[Start of Data for processing]
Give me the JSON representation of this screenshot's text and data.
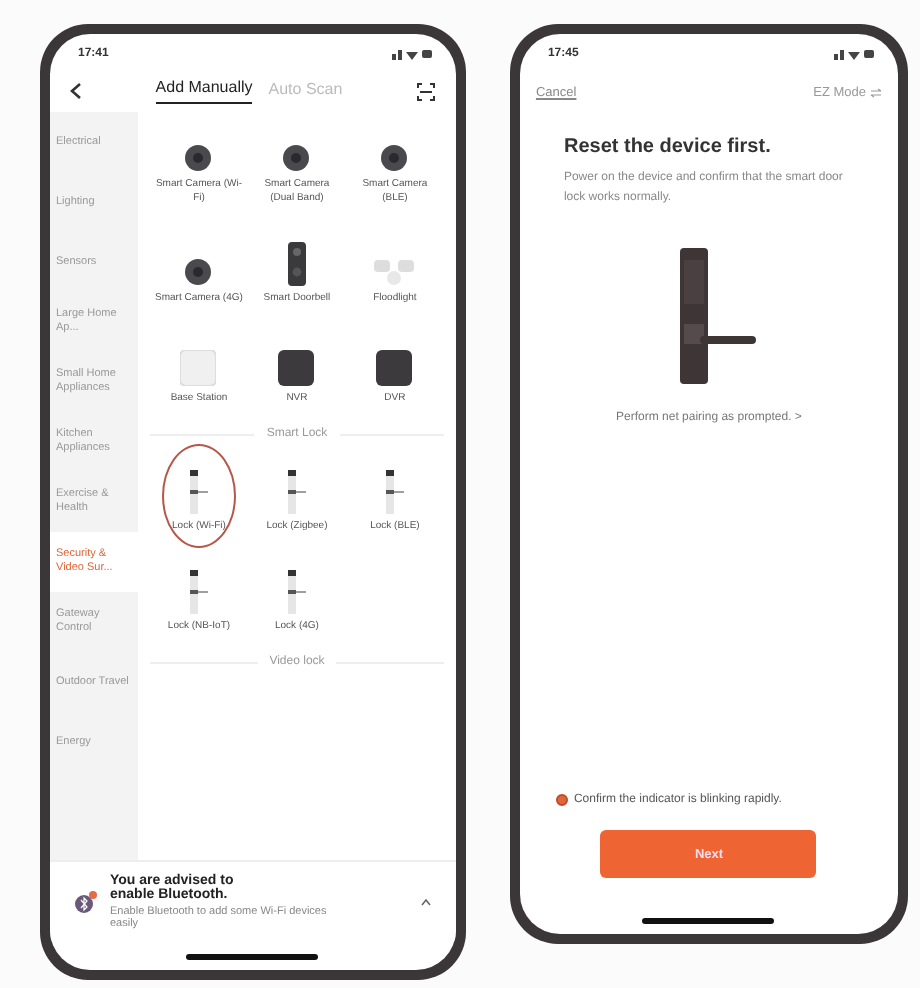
{
  "left_phone": {
    "status_time": "17:41",
    "tabs": [
      {
        "label": "Add Manually",
        "selected": true
      },
      {
        "label": "Auto Scan",
        "selected": false
      }
    ],
    "sidebar": {
      "items": [
        {
          "label": "Electrical",
          "selected": false
        },
        {
          "label": "Lighting",
          "selected": false
        },
        {
          "label": "Sensors",
          "selected": false
        },
        {
          "label": "Large Home Ap...",
          "selected": false
        },
        {
          "label": "Small Home Appliances",
          "selected": false
        },
        {
          "label": "Kitchen Appliances",
          "selected": false
        },
        {
          "label": "Exercise & Health",
          "selected": false
        },
        {
          "label": "Security & Video Sur...",
          "selected": true
        },
        {
          "label": "Gateway Control",
          "selected": false
        },
        {
          "label": "Outdoor Travel",
          "selected": false
        },
        {
          "label": "Energy",
          "selected": false
        }
      ]
    },
    "sections": [
      {
        "devices": [
          {
            "kind": "camera",
            "label": "Smart Camera (Wi-Fi)",
            "highlighted": false
          },
          {
            "kind": "camera",
            "label": "Smart Camera (Dual Band)",
            "highlighted": false
          },
          {
            "kind": "camera",
            "label": "Smart Camera (BLE)",
            "highlighted": false
          },
          {
            "kind": "camera",
            "label": "Smart Camera (4G)",
            "highlighted": false
          },
          {
            "kind": "doorbell",
            "label": "Smart Doorbell",
            "highlighted": false
          },
          {
            "kind": "floodlight",
            "label": "Floodlight",
            "highlighted": false
          },
          {
            "kind": "base-station",
            "label": "Base Station",
            "highlighted": false
          },
          {
            "kind": "recorder",
            "label": "NVR",
            "highlighted": false
          },
          {
            "kind": "recorder",
            "label": "DVR",
            "highlighted": false
          }
        ]
      },
      {
        "title": "Smart Lock",
        "devices": [
          {
            "kind": "lock",
            "label": "Lock (Wi-Fi)",
            "highlighted": true
          },
          {
            "kind": "lock",
            "label": "Lock (Zigbee)",
            "highlighted": false
          },
          {
            "kind": "lock",
            "label": "Lock (BLE)",
            "highlighted": false
          },
          {
            "kind": "lock",
            "label": "Lock (NB-IoT)",
            "highlighted": false
          },
          {
            "kind": "lock",
            "label": "Lock (4G)",
            "highlighted": false
          }
        ]
      },
      {
        "title": "Video lock"
      }
    ],
    "banner": {
      "title": "You are advised to enable Bluetooth.",
      "text": "Enable Bluetooth to add some Wi-Fi devices easily"
    }
  },
  "right_phone": {
    "status_time": "17:45",
    "cancel": "Cancel",
    "mode": "EZ Mode",
    "heading": "Reset the device first.",
    "description": "Power on the device and confirm that the smart door lock works normally.",
    "link": "Perform net pairing as prompted. >",
    "confirm": {
      "label": "Confirm the indicator is blinking rapidly.",
      "checked": true
    },
    "button": "Next"
  }
}
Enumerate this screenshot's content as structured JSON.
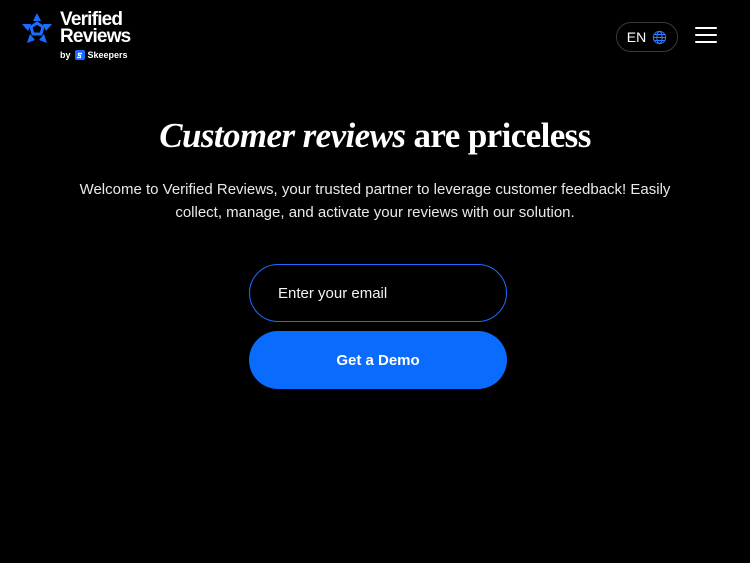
[End of Data for processing]
• Work instructions: Without including any pictures, output all the entries above exactly.

• Correct answer:
Give me the JSON representation of this screenshot's text and data.
{
  "left_phone": {
    "status_time": "17:41",
    "tabs": [
      {
        "label": "Add Manually",
        "selected": true
      },
      {
        "label": "Auto Scan",
        "selected": false
      }
    ],
    "sidebar": {
      "items": [
        {
          "label": "Electrical",
          "selected": false
        },
        {
          "label": "Lighting",
          "selected": false
        },
        {
          "label": "Sensors",
          "selected": false
        },
        {
          "label": "Large Home Ap...",
          "selected": false
        },
        {
          "label": "Small Home Appliances",
          "selected": false
        },
        {
          "label": "Kitchen Appliances",
          "selected": false
        },
        {
          "label": "Exercise & Health",
          "selected": false
        },
        {
          "label": "Security & Video Sur...",
          "selected": true
        },
        {
          "label": "Gateway Control",
          "selected": false
        },
        {
          "label": "Outdoor Travel",
          "selected": false
        },
        {
          "label": "Energy",
          "selected": false
        }
      ]
    },
    "sections": [
      {
        "devices": [
          {
            "kind": "camera",
            "label": "Smart Camera (Wi-Fi)",
            "highlighted": false
          },
          {
            "kind": "camera",
            "label": "Smart Camera (Dual Band)",
            "highlighted": false
          },
          {
            "kind": "camera",
            "label": "Smart Camera (BLE)",
            "highlighted": false
          },
          {
            "kind": "camera",
            "label": "Smart Camera (4G)",
            "highlighted": false
          },
          {
            "kind": "doorbell",
            "label": "Smart Doorbell",
            "highlighted": false
          },
          {
            "kind": "floodlight",
            "label": "Floodlight",
            "highlighted": false
          },
          {
            "kind": "base-station",
            "label": "Base Station",
            "highlighted": false
          },
          {
            "kind": "recorder",
            "label": "NVR",
            "highlighted": false
          },
          {
            "kind": "recorder",
            "label": "DVR",
            "highlighted": false
          }
        ]
      },
      {
        "title": "Smart Lock",
        "devices": [
          {
            "kind": "lock",
            "label": "Lock (Wi-Fi)",
            "highlighted": true
          },
          {
            "kind": "lock",
            "label": "Lock (Zigbee)",
            "highlighted": false
          },
          {
            "kind": "lock",
            "label": "Lock (BLE)",
            "highlighted": false
          },
          {
            "kind": "lock",
            "label": "Lock (NB-IoT)",
            "highlighted": false
          },
          {
            "kind": "lock",
            "label": "Lock (4G)",
            "highlighted": false
          }
        ]
      },
      {
        "title": "Video lock"
      }
    ],
    "banner": {
      "title": "You are advised to enable Bluetooth.",
      "text": "Enable Bluetooth to add some Wi-Fi devices easily"
    }
  },
  "right_phone": {
    "status_time": "17:45",
    "cancel": "Cancel",
    "mode": "EZ Mode",
    "heading": "Reset the device first.",
    "description": "Power on the device and confirm that the smart door lock works normally.",
    "link": "Perform net pairing as prompted. >",
    "confirm": {
      "label": "Confirm the indicator is blinking rapidly.",
      "checked": true
    },
    "button": "Next"
  }
}
Enumerate this screenshot's content as structured JSON.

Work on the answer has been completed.